Data entries for graphics:

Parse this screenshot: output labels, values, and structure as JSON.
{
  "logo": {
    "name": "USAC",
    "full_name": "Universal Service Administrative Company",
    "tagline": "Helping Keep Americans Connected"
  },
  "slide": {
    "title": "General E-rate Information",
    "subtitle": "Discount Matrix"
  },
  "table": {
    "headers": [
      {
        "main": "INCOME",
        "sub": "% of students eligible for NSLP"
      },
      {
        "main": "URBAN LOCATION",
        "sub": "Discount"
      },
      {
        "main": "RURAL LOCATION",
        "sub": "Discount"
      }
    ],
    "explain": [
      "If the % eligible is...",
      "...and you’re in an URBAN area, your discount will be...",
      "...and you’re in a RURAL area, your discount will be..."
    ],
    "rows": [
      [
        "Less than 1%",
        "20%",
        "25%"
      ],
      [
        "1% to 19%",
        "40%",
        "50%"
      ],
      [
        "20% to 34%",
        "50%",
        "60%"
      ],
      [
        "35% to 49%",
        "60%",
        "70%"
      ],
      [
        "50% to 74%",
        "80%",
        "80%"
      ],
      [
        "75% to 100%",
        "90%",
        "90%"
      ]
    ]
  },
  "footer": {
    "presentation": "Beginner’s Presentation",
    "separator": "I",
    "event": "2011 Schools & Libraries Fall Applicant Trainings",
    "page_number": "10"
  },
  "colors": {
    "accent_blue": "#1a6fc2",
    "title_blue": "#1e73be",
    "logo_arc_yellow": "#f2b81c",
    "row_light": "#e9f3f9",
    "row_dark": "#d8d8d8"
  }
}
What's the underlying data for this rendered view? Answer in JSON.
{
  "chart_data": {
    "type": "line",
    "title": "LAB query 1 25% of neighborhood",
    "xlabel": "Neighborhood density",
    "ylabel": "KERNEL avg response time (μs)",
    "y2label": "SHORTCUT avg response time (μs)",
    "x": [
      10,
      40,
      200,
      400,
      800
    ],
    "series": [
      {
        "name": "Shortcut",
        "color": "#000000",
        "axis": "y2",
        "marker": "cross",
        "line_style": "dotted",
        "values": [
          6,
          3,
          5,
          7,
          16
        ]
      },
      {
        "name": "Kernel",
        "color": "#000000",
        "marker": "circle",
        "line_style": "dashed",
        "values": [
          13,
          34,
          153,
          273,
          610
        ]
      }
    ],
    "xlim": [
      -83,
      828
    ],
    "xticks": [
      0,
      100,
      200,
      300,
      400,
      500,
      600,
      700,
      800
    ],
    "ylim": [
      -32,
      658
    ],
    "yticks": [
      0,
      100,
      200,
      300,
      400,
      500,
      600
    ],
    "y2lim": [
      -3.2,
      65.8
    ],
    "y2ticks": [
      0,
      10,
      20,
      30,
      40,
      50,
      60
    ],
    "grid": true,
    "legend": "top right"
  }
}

> YOUR INSTRUCTIONS:
Return all of the data exactly as it reads.

> EXERCISE SOLUTION:
Parse this screenshot: output labels, values, and structure as JSON.
{
  "logo": {
    "name": "USAC",
    "full_name": "Universal Service Administrative Company",
    "tagline": "Helping Keep Americans Connected"
  },
  "slide": {
    "title": "General E-rate Information",
    "subtitle": "Discount Matrix"
  },
  "table": {
    "headers": [
      {
        "main": "INCOME",
        "sub": "% of students eligible for NSLP"
      },
      {
        "main": "URBAN LOCATION",
        "sub": "Discount"
      },
      {
        "main": "RURAL LOCATION",
        "sub": "Discount"
      }
    ],
    "explain": [
      "If the % eligible is...",
      "...and you’re in an URBAN area, your discount will be...",
      "...and you’re in a RURAL area, your discount will be..."
    ],
    "rows": [
      [
        "Less than 1%",
        "20%",
        "25%"
      ],
      [
        "1% to 19%",
        "40%",
        "50%"
      ],
      [
        "20% to 34%",
        "50%",
        "60%"
      ],
      [
        "35% to 49%",
        "60%",
        "70%"
      ],
      [
        "50% to 74%",
        "80%",
        "80%"
      ],
      [
        "75% to 100%",
        "90%",
        "90%"
      ]
    ]
  },
  "footer": {
    "presentation": "Beginner’s Presentation",
    "separator": "I",
    "event": "2011 Schools & Libraries Fall Applicant Trainings",
    "page_number": "10"
  },
  "colors": {
    "accent_blue": "#1a6fc2",
    "title_blue": "#1e73be",
    "logo_arc_yellow": "#f2b81c",
    "row_light": "#e9f3f9",
    "row_dark": "#d8d8d8"
  }
}
What's the underlying data for this rendered view? Answer in JSON.
{
  "chart_data": {
    "type": "line",
    "title": "LAB query 1 25% of neighborhood",
    "xlabel": "Neighborhood density",
    "ylabel": "KERNEL avg response time (μs)",
    "y2label": "SHORTCUT avg response time (μs)",
    "x": [
      10,
      40,
      200,
      400,
      800
    ],
    "series": [
      {
        "name": "Shortcut",
        "color": "#000000",
        "axis": "y2",
        "marker": "cross",
        "line_style": "dotted",
        "values": [
          6,
          3,
          5,
          7,
          16
        ]
      },
      {
        "name": "Kernel",
        "color": "#000000",
        "marker": "circle",
        "line_style": "dashed",
        "values": [
          13,
          34,
          153,
          273,
          610
        ]
      }
    ],
    "xlim": [
      -83,
      828
    ],
    "xticks": [
      0,
      100,
      200,
      300,
      400,
      500,
      600,
      700,
      800
    ],
    "ylim": [
      -32,
      658
    ],
    "yticks": [
      0,
      100,
      200,
      300,
      400,
      500,
      600
    ],
    "y2lim": [
      -3.2,
      65.8
    ],
    "y2ticks": [
      0,
      10,
      20,
      30,
      40,
      50,
      60
    ],
    "grid": true,
    "legend": "top right"
  }
}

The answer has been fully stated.